Reproduce the records from the start through the line containing "chemical-label xyxy=(680,103,1330,177)", inclusive, replacing "Filtrace" with "Filtration" and leaving everything else unchanged.
◆ ◆ ◆ ◆
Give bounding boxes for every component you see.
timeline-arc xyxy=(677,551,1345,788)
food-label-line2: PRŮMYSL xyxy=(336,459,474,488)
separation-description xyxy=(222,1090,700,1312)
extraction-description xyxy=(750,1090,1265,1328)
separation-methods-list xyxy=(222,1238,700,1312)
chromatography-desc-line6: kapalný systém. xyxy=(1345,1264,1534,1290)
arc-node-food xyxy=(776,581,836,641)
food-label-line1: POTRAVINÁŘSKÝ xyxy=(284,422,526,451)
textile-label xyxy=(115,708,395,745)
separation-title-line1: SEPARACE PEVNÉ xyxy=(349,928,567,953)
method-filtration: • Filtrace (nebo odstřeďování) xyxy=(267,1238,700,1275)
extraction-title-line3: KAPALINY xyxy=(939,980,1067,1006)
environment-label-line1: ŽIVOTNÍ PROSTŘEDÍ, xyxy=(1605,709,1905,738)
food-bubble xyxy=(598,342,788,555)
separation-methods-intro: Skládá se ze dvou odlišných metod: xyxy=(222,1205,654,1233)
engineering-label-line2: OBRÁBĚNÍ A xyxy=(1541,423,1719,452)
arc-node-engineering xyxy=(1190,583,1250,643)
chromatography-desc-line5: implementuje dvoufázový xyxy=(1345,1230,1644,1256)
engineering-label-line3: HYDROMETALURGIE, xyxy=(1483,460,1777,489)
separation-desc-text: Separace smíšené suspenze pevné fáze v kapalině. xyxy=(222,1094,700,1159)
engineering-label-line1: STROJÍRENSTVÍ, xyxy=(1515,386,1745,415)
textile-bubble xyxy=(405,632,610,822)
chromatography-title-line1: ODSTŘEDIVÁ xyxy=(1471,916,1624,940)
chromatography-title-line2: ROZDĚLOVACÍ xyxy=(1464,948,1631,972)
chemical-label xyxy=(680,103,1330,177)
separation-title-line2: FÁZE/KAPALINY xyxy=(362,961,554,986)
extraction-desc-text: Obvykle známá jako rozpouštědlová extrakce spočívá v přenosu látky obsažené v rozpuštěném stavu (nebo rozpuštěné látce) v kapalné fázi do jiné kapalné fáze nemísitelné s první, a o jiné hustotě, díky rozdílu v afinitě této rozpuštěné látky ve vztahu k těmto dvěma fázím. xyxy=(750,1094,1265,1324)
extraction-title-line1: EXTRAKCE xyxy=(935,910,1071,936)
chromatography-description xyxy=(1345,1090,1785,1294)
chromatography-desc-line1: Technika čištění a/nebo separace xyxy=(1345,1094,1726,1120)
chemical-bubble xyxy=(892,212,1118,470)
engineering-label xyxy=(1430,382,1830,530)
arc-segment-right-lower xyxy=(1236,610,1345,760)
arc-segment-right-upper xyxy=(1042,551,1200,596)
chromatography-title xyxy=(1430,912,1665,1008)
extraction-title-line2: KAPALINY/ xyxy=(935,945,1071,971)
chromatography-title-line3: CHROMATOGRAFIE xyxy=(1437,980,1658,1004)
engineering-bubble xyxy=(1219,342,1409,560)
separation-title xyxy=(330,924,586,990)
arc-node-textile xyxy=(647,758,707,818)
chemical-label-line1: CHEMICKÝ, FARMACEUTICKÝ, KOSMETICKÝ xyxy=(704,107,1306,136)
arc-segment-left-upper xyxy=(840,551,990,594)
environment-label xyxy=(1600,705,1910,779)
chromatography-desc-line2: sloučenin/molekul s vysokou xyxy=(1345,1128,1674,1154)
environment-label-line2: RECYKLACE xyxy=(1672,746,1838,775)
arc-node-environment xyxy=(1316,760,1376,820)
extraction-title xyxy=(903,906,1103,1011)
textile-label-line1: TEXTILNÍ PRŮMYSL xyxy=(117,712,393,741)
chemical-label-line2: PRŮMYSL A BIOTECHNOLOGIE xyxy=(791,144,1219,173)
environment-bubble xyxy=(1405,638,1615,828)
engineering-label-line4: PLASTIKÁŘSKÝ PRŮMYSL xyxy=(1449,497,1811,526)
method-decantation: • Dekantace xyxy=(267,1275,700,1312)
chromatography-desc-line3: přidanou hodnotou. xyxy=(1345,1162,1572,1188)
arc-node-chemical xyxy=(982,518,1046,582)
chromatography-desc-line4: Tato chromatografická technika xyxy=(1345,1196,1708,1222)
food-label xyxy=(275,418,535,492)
◆ ◆ ◆ ◆
→ **SOLUTION TO THIS EXERCISE**:
Give bounding boxes for every component you see.
timeline-arc xyxy=(677,551,1345,788)
food-label-line2: PRŮMYSL xyxy=(336,459,474,488)
separation-description xyxy=(222,1090,700,1312)
extraction-description xyxy=(750,1090,1265,1328)
separation-methods-list xyxy=(222,1238,700,1312)
chromatography-desc-line6: kapalný systém. xyxy=(1345,1264,1534,1290)
arc-node-food xyxy=(776,581,836,641)
food-label-line1: POTRAVINÁŘSKÝ xyxy=(284,422,526,451)
textile-label xyxy=(115,708,395,745)
separation-title-line1: SEPARACE PEVNÉ xyxy=(349,928,567,953)
method-filtration: • Filtration (nebo odstřeďování) xyxy=(267,1238,700,1275)
extraction-title-line3: KAPALINY xyxy=(939,980,1067,1006)
environment-label-line1: ŽIVOTNÍ PROSTŘEDÍ, xyxy=(1605,709,1905,738)
food-bubble xyxy=(598,342,788,555)
separation-methods-intro: Skládá se ze dvou odlišných metod: xyxy=(222,1205,654,1233)
engineering-label-line2: OBRÁBĚNÍ A xyxy=(1541,423,1719,452)
arc-node-engineering xyxy=(1190,583,1250,643)
chromatography-desc-line5: implementuje dvoufázový xyxy=(1345,1230,1644,1256)
engineering-label-line3: HYDROMETALURGIE, xyxy=(1483,460,1777,489)
separation-desc-text: Separace smíšené suspenze pevné fáze v kapalině. xyxy=(222,1094,700,1159)
engineering-label-line1: STROJÍRENSTVÍ, xyxy=(1515,386,1745,415)
textile-bubble xyxy=(405,632,610,822)
chromatography-title-line1: ODSTŘEDIVÁ xyxy=(1471,916,1624,940)
chromatography-title-line2: ROZDĚLOVACÍ xyxy=(1464,948,1631,972)
chemical-label xyxy=(680,103,1330,177)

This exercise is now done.